Records about charts and figures =
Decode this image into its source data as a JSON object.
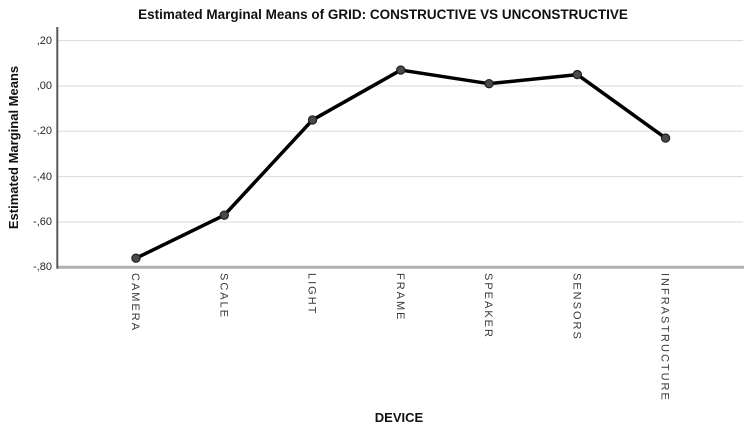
{
  "chart_data": {
    "type": "line",
    "title": "Estimated Marginal Means of GRID: CONSTRUCTIVE VS UNCONSTRUCTIVE",
    "xlabel": "DEVICE",
    "ylabel": "Estimated Marginal Means",
    "categories": [
      "CAMERA",
      "SCALE",
      "LIGHT",
      "FRAME",
      "SPEAKER",
      "SENSORS",
      "INFRASTRUCTURE"
    ],
    "values": [
      -0.76,
      -0.57,
      -0.15,
      0.07,
      0.01,
      0.05,
      -0.23
    ],
    "y_ticks": [
      {
        "value": 0.2,
        "label": ",20"
      },
      {
        "value": 0.0,
        "label": ",00"
      },
      {
        "value": -0.2,
        "label": "-,20"
      },
      {
        "value": -0.4,
        "label": "-,40"
      },
      {
        "value": -0.6,
        "label": "-,60"
      },
      {
        "value": -0.8,
        "label": "-,80"
      }
    ],
    "ylim": [
      -0.8,
      0.26
    ],
    "grid": "horizontal",
    "legend": "none",
    "colors": {
      "line": "#000000",
      "marker_fill": "#4a4a4a",
      "marker_edge": "#1f1f1f",
      "gridline": "#d9d9d9",
      "y_axis": "#595959",
      "x_axis": "#b0b0b0",
      "text": "#1a1a1a"
    }
  }
}
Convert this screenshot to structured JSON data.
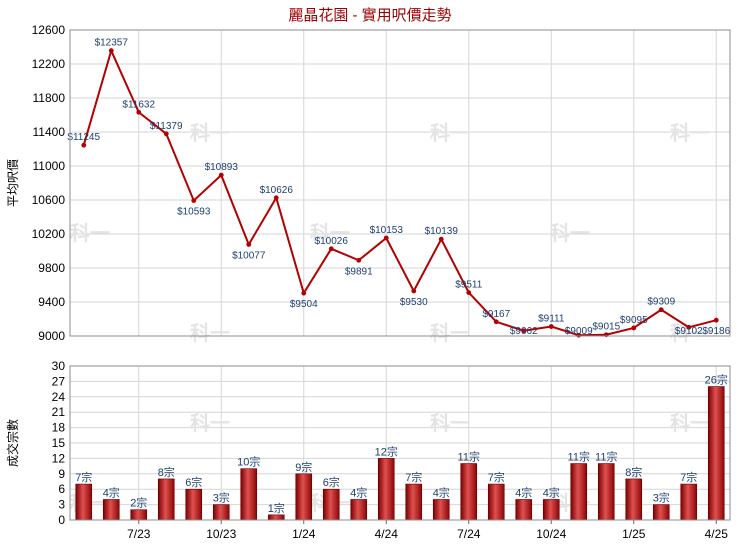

REQUIRED TASK =
Transcribe the material exactly, leaving every picture out.

FULL ANSWER =
Decode this image into its source data as a JSON object.
{
  "chart_data": {
    "type": "line",
    "title": "Estimated Marginal Means of GRID: CONSTRUCTIVE VS UNCONSTRUCTIVE",
    "xlabel": "DEVICE",
    "ylabel": "Estimated Marginal Means",
    "categories": [
      "CAMERA",
      "SCALE",
      "LIGHT",
      "FRAME",
      "SPEAKER",
      "SENSORS",
      "INFRASTRUCTURE"
    ],
    "values": [
      -0.76,
      -0.57,
      -0.15,
      0.07,
      0.01,
      0.05,
      -0.23
    ],
    "y_ticks": [
      {
        "value": 0.2,
        "label": ",20"
      },
      {
        "value": 0.0,
        "label": ",00"
      },
      {
        "value": -0.2,
        "label": "-,20"
      },
      {
        "value": -0.4,
        "label": "-,40"
      },
      {
        "value": -0.6,
        "label": "-,60"
      },
      {
        "value": -0.8,
        "label": "-,80"
      }
    ],
    "ylim": [
      -0.8,
      0.26
    ],
    "grid": "horizontal",
    "legend": "none",
    "colors": {
      "line": "#000000",
      "marker_fill": "#4a4a4a",
      "marker_edge": "#1f1f1f",
      "gridline": "#d9d9d9",
      "y_axis": "#595959",
      "x_axis": "#b0b0b0",
      "text": "#1a1a1a"
    }
  }
}
Convert this screenshot to structured JSON data.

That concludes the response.